Directions: Exact repetition of every entry is required.

Dataset rows about figures:

— START —

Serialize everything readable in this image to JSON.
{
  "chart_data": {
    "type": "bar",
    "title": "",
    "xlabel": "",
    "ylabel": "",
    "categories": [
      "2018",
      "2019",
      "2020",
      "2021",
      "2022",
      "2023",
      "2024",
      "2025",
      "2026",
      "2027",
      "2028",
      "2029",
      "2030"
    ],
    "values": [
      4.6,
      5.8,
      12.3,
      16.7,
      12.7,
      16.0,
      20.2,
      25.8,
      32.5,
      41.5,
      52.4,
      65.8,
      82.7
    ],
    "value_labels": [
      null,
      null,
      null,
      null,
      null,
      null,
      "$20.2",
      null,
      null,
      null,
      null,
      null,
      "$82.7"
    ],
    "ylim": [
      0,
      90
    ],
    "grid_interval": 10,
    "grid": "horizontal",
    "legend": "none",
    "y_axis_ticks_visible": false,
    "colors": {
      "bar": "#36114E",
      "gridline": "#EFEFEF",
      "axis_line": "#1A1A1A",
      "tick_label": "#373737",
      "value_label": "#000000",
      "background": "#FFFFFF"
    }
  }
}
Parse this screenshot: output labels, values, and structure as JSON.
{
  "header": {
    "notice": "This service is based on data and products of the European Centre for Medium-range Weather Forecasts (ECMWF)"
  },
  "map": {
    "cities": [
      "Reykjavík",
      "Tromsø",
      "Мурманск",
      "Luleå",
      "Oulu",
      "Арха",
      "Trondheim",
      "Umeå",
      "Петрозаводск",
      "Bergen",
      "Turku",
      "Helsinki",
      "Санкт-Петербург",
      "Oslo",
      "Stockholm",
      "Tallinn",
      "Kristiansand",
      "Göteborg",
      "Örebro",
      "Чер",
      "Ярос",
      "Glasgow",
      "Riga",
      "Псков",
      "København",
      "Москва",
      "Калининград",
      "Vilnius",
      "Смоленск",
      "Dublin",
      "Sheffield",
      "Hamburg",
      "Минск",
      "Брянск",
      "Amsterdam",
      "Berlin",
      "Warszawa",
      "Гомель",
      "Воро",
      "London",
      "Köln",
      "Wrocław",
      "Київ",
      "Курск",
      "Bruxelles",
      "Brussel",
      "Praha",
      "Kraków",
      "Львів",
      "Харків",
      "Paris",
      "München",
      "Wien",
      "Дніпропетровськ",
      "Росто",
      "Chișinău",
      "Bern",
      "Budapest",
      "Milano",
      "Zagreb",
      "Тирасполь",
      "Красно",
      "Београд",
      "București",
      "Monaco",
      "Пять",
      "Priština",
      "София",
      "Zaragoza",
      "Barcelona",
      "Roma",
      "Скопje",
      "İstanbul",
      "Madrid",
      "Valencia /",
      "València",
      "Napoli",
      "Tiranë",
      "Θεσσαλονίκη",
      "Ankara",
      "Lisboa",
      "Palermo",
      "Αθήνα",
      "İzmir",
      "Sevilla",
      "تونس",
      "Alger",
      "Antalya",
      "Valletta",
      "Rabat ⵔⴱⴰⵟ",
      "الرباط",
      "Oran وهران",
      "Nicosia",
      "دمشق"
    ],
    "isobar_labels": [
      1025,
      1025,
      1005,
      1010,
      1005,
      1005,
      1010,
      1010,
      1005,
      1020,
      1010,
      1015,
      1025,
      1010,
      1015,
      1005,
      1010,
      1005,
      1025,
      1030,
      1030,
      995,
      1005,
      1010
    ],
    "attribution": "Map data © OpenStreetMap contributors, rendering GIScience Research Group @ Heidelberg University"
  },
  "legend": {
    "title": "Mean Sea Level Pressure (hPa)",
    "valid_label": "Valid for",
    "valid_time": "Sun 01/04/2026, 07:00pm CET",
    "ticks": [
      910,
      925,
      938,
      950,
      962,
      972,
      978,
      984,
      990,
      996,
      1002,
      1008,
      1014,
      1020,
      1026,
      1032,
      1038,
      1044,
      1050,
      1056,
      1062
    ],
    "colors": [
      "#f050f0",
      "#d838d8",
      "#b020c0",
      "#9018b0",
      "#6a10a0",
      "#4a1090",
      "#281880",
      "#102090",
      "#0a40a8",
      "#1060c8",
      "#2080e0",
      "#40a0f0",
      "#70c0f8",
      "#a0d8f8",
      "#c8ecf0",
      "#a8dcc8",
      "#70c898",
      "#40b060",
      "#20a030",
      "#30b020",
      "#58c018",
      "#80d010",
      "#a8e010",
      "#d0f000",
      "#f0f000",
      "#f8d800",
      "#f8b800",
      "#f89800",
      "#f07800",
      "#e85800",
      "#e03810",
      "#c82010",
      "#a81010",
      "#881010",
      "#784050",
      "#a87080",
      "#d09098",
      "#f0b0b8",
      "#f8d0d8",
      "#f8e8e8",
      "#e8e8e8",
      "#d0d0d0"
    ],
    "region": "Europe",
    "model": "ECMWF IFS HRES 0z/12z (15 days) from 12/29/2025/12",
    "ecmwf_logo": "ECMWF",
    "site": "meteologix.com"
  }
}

— END —

Response to the task:
Serialize everything readable in this image to JSON.
{
  "chart_data": {
    "type": "bar",
    "title": "",
    "xlabel": "",
    "ylabel": "",
    "categories": [
      "2018",
      "2019",
      "2020",
      "2021",
      "2022",
      "2023",
      "2024",
      "2025",
      "2026",
      "2027",
      "2028",
      "2029",
      "2030"
    ],
    "values": [
      4.6,
      5.8,
      12.3,
      16.7,
      12.7,
      16.0,
      20.2,
      25.8,
      32.5,
      41.5,
      52.4,
      65.8,
      82.7
    ],
    "value_labels": [
      null,
      null,
      null,
      null,
      null,
      null,
      "$20.2",
      null,
      null,
      null,
      null,
      null,
      "$82.7"
    ],
    "ylim": [
      0,
      90
    ],
    "grid_interval": 10,
    "grid": "horizontal",
    "legend": "none",
    "y_axis_ticks_visible": false,
    "colors": {
      "bar": "#36114E",
      "gridline": "#EFEFEF",
      "axis_line": "#1A1A1A",
      "tick_label": "#373737",
      "value_label": "#000000",
      "background": "#FFFFFF"
    }
  }
}
Parse this screenshot: output labels, values, and structure as JSON.
{
  "header": {
    "notice": "This service is based on data and products of the European Centre for Medium-range Weather Forecasts (ECMWF)"
  },
  "map": {
    "cities": [
      "Reykjavík",
      "Tromsø",
      "Мурманск",
      "Luleå",
      "Oulu",
      "Арха",
      "Trondheim",
      "Umeå",
      "Петрозаводск",
      "Bergen",
      "Turku",
      "Helsinki",
      "Санкт-Петербург",
      "Oslo",
      "Stockholm",
      "Tallinn",
      "Kristiansand",
      "Göteborg",
      "Örebro",
      "Чер",
      "Ярос",
      "Glasgow",
      "Riga",
      "Псков",
      "København",
      "Москва",
      "Калининград",
      "Vilnius",
      "Смоленск",
      "Dublin",
      "Sheffield",
      "Hamburg",
      "Минск",
      "Брянск",
      "Amsterdam",
      "Berlin",
      "Warszawa",
      "Гомель",
      "Воро",
      "London",
      "Köln",
      "Wrocław",
      "Київ",
      "Курск",
      "Bruxelles",
      "Brussel",
      "Praha",
      "Kraków",
      "Львів",
      "Харків",
      "Paris",
      "München",
      "Wien",
      "Дніпропетровськ",
      "Росто",
      "Chișinău",
      "Bern",
      "Budapest",
      "Milano",
      "Zagreb",
      "Тирасполь",
      "Красно",
      "Београд",
      "București",
      "Monaco",
      "Пять",
      "Priština",
      "София",
      "Zaragoza",
      "Barcelona",
      "Roma",
      "Скопje",
      "İstanbul",
      "Madrid",
      "Valencia /",
      "València",
      "Napoli",
      "Tiranë",
      "Θεσσαλονίκη",
      "Ankara",
      "Lisboa",
      "Palermo",
      "Αθήνα",
      "İzmir",
      "Sevilla",
      "تونس",
      "Alger",
      "Antalya",
      "Valletta",
      "Rabat ⵔⴱⴰⵟ",
      "الرباط",
      "Oran وهران",
      "Nicosia",
      "دمشق"
    ],
    "isobar_labels": [
      1025,
      1025,
      1005,
      1010,
      1005,
      1005,
      1010,
      1010,
      1005,
      1020,
      1010,
      1015,
      1025,
      1010,
      1015,
      1005,
      1010,
      1005,
      1025,
      1030,
      1030,
      995,
      1005,
      1010
    ],
    "attribution": "Map data © OpenStreetMap contributors, rendering GIScience Research Group @ Heidelberg University"
  },
  "legend": {
    "title": "Mean Sea Level Pressure (hPa)",
    "valid_label": "Valid for",
    "valid_time": "Sun 01/04/2026, 07:00pm CET",
    "ticks": [
      910,
      925,
      938,
      950,
      962,
      972,
      978,
      984,
      990,
      996,
      1002,
      1008,
      1014,
      1020,
      1026,
      1032,
      1038,
      1044,
      1050,
      1056,
      1062
    ],
    "colors": [
      "#f050f0",
      "#d838d8",
      "#b020c0",
      "#9018b0",
      "#6a10a0",
      "#4a1090",
      "#281880",
      "#102090",
      "#0a40a8",
      "#1060c8",
      "#2080e0",
      "#40a0f0",
      "#70c0f8",
      "#a0d8f8",
      "#c8ecf0",
      "#a8dcc8",
      "#70c898",
      "#40b060",
      "#20a030",
      "#30b020",
      "#58c018",
      "#80d010",
      "#a8e010",
      "#d0f000",
      "#f0f000",
      "#f8d800",
      "#f8b800",
      "#f89800",
      "#f07800",
      "#e85800",
      "#e03810",
      "#c82010",
      "#a81010",
      "#881010",
      "#784050",
      "#a87080",
      "#d09098",
      "#f0b0b8",
      "#f8d0d8",
      "#f8e8e8",
      "#e8e8e8",
      "#d0d0d0"
    ],
    "region": "Europe",
    "model": "ECMWF IFS HRES 0z/12z (15 days) from 12/29/2025/12",
    "ecmwf_logo": "ECMWF",
    "site": "meteologix.com"
  }
}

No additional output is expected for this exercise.